Read file headers and sample rows from data files.

Parameters:

Parameter	Type	Required	Description
`file_path`	string	Y	Path to data file
`n_rows`	int	-	Sample rows to read (default 10)
`encoding`	string	-	Encoding override (auto-detected)
`separator`	string	-	CSV separator override (auto-detected)
`sheet_name`	string	-	Excel sheet name (default: first)
`skip_rows`	int	-	Rows to skip before reading (default 0)

Returns:

Field	Type	Description
`columns`	list[str]	Column names
`column_count`	int	Number of columns
`columns_detail`	list[dict]	Per-column dtype and sample values
`sample_data`	list[dict]	Sample rows
`estimated_total_rows`	int	Estimated row count
`file_size_mb`	float	File size

Supported formats: CSV, TSV, Excel (.xls/.xlsx), Parquet, SAS (.sas7bdat), Stata (.dta)

`read_documentation`¶

Class: DocumentationReaderTool | File: data_agents/engineer/tools/doc_reader.py

Read and classify a documentation file.

- _Exercise_
Reproduce, word for word, the stretch of the tool documentation from "Supported formats: CSV, TSV, Excel" through "a documentation file.". Work only from the tool documentation above, not from the material.

- _Record list_
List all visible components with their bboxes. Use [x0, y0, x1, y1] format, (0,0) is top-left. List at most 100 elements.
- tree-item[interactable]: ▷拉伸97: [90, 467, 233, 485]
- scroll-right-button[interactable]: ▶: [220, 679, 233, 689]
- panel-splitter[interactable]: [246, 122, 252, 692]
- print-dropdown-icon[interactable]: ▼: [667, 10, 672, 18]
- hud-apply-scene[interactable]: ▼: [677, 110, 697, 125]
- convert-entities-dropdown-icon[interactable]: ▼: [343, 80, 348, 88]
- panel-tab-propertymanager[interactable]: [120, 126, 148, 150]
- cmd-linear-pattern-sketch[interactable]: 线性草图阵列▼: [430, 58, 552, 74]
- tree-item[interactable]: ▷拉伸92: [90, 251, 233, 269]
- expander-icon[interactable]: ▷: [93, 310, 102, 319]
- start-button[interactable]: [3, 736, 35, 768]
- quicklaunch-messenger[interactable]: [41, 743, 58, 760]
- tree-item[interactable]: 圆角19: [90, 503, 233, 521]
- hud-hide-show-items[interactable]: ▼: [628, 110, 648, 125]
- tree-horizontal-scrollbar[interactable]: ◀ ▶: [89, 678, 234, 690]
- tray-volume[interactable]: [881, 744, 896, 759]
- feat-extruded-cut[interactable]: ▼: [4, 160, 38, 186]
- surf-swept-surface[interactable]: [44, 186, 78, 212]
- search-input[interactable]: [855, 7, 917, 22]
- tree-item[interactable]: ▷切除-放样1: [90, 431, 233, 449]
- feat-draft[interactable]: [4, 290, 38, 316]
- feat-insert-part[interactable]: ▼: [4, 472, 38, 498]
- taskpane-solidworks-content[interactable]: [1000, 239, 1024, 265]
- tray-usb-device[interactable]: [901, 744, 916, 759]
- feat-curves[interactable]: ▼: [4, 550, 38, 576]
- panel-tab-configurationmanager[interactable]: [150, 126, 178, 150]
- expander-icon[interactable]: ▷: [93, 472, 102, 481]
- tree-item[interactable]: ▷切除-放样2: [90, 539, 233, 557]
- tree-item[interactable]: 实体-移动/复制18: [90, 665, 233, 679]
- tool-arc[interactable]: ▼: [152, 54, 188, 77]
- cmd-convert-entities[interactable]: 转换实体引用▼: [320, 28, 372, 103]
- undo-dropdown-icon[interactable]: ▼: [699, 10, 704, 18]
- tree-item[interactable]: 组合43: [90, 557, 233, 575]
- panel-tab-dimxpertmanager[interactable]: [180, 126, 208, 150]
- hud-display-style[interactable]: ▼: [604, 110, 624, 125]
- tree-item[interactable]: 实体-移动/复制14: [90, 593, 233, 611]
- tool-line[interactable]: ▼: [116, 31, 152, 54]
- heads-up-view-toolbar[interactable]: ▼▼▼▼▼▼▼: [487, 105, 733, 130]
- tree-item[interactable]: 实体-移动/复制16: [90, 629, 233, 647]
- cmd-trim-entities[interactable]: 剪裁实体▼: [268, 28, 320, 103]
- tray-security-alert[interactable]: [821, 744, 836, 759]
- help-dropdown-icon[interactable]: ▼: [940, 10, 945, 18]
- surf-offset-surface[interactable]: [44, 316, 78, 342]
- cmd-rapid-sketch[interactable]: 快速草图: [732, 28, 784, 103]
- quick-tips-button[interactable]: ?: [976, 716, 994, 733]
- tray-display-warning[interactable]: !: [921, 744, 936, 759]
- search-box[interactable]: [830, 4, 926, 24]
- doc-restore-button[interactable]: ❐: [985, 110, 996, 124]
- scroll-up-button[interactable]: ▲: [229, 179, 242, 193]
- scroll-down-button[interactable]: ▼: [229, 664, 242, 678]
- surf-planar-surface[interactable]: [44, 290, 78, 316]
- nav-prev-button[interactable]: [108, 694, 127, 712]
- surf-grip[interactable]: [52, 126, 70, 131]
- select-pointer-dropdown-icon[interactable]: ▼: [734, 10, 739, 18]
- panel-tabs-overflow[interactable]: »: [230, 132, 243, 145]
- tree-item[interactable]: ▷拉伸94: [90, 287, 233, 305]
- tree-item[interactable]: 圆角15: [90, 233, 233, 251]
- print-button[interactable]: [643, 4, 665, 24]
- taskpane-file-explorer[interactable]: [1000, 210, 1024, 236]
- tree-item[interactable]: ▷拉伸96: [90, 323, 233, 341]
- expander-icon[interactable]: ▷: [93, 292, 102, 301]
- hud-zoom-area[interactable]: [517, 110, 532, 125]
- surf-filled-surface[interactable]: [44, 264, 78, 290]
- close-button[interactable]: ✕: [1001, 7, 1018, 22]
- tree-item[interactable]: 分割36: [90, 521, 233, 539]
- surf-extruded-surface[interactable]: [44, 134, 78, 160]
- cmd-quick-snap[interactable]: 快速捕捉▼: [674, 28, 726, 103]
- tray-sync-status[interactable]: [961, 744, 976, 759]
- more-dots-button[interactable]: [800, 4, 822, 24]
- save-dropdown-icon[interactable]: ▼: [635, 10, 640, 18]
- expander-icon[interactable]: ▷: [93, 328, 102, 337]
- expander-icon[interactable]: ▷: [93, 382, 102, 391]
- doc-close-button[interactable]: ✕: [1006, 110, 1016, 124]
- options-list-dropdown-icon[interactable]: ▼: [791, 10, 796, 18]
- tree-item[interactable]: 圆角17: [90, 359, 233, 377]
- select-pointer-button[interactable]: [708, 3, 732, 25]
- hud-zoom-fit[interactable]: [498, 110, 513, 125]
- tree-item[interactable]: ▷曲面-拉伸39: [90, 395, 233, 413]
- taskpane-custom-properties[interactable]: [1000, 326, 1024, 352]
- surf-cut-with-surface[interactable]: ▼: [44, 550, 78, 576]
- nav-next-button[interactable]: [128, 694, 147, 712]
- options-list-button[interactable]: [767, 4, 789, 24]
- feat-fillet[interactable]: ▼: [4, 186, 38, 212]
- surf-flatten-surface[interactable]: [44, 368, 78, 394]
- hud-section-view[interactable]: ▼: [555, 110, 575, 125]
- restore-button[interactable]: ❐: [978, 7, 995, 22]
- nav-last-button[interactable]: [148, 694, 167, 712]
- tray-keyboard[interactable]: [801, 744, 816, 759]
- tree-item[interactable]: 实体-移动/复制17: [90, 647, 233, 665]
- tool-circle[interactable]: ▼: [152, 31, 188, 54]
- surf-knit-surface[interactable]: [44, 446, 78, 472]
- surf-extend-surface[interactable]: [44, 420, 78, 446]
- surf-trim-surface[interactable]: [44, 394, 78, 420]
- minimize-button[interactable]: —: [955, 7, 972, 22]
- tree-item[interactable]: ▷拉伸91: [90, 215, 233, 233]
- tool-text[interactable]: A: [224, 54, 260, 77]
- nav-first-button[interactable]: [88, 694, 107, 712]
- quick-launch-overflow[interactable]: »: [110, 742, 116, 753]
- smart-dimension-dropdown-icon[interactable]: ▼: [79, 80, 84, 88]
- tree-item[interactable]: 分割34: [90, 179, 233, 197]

- _Written response_
Supported formats: CSV, TSV, Excel (.xls/.xlsx), Parquet, SAS (.sas7bdat), Stata (.dta)

`read_documentation`¶

Class: DocumentationReaderTool | File: data_agents/engineer/tools/doc_reader.py

Read and classify a documentation file.